__TASK GOAL__:
Scan the data below and pick out the lines containing the word "фирменного".

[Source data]
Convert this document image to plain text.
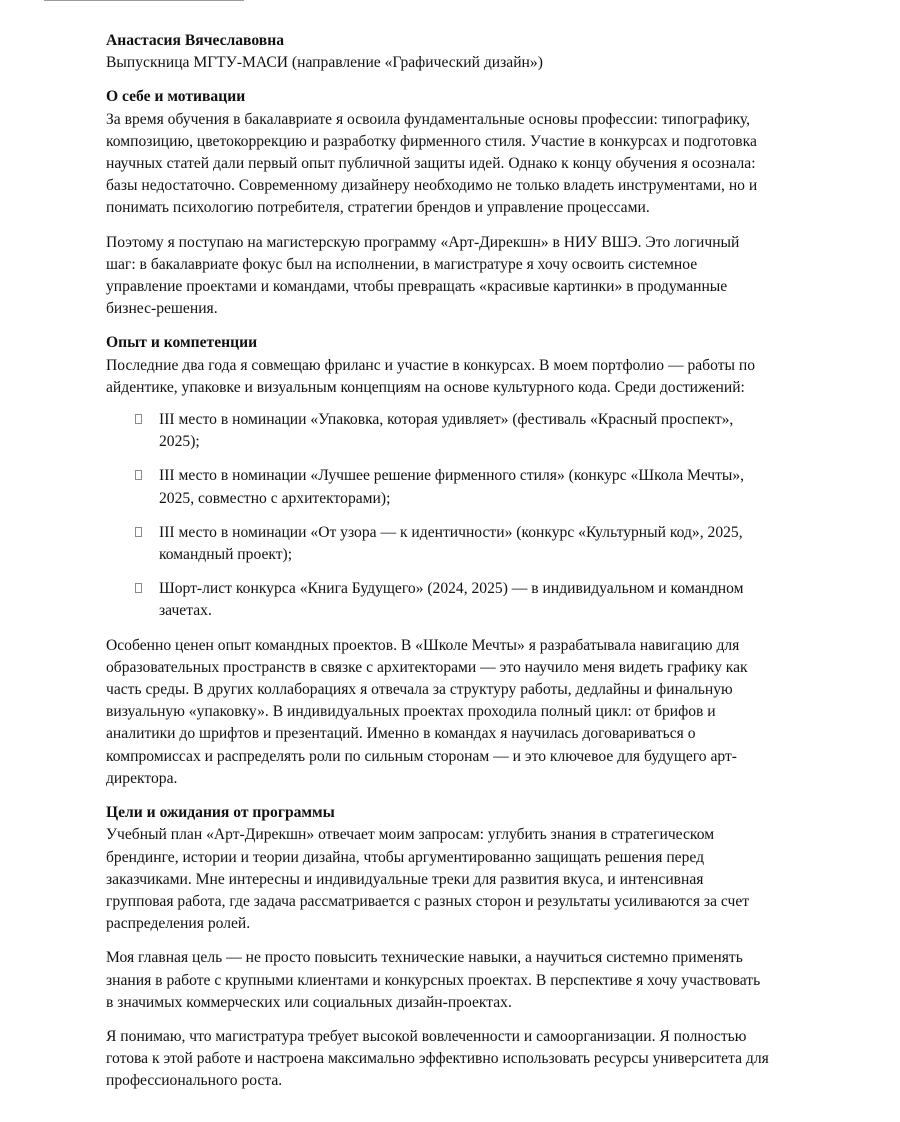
Анастасия Вячеславовна
Выпускница МГТУ-МАСИ (направление «Графический дизайн»)
О себе и мотивации
За время обучения в бакалавриате я освоила фундаментальные основы профессии: типографику,
композицию, цветокоррекцию и разработку фирменного стиля. Участие в конкурсах и подготовка
научных статей дали первый опыт публичной защиты идей. Однако к концу обучения я осознала:
базы недостаточно. Современному дизайнеру необходимо не только владеть инструментами, но и
понимать психологию потребителя, стратегии брендов и управление процессами.
Поэтому я поступаю на магистерскую программу «Арт-Дирекшн» в НИУ ВШЭ. Это логичный
шаг: в бакалавриате фокус был на исполнении, в магистратуре я хочу освоить системное
управление проектами и командами, чтобы превращать «красивые картинки» в продуманные
бизнес-решения.
Опыт и компетенции
Последние два года я совмещаю фриланс и участие в конкурсах. В моем портфолио — работы по
айдентике, упаковке и визуальным концепциям на основе культурного кода. Среди достижений:
III место в номинации «Упаковка, которая удивляет» (фестиваль «Красный проспект»,
2025);
III место в номинации «Лучшее решение фирменного стиля» (конкурс «Школа Мечты»,
2025, совместно с архитекторами);
III место в номинации «От узора — к идентичности» (конкурс «Культурный код», 2025,
командный проект);
Шорт-лист конкурса «Книга Будущего» (2024, 2025) — в индивидуальном и командном
зачетах.
Особенно ценен опыт командных проектов. В «Школе Мечты» я разрабатывала навигацию для
образовательных пространств в связке с архитекторами — это научило меня видеть графику как
часть среды. В других коллаборациях я отвечала за структуру работы, дедлайны и финальную
визуальную «упаковку». В индивидуальных проектах проходила полный цикл: от брифов и
аналитики до шрифтов и презентаций. Именно в командах я научилась договариваться о
компромиссах и распределять роли по сильным сторонам — и это ключевое для будущего арт-
директора.
Цели и ожидания от программы
Учебный план «Арт-Дирекшн» отвечает моим запросам: углубить знания в стратегическом
брендинге, истории и теории дизайна, чтобы аргументированно защищать решения перед
заказчиками. Мне интересны и индивидуальные треки для развития вкуса, и интенсивная
групповая работа, где задача рассматривается с разных сторон и результаты усиливаются за счет
распределения ролей.
Моя главная цель — не просто повысить технические навыки, а научиться системно применять
знания в работе с крупными клиентами и конкурсных проектах. В перспективе я хочу участвовать
в значимых коммерческих или социальных дизайн-проектах.
Я понимаю, что магистратура требует высокой вовлеченности и самоорганизации. Я полностью
готова к этой работе и настроена максимально эффективно использовать ресурсы университета для
профессионального роста.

__WRITTEN SOLUTION__:
композицию, цветокоррекцию и разработку фирменного стиля. Участие в конкурсах и подготовка
III место в номинации «Лучшее решение фирменного стиля» (конкурс «Школа Мечты»,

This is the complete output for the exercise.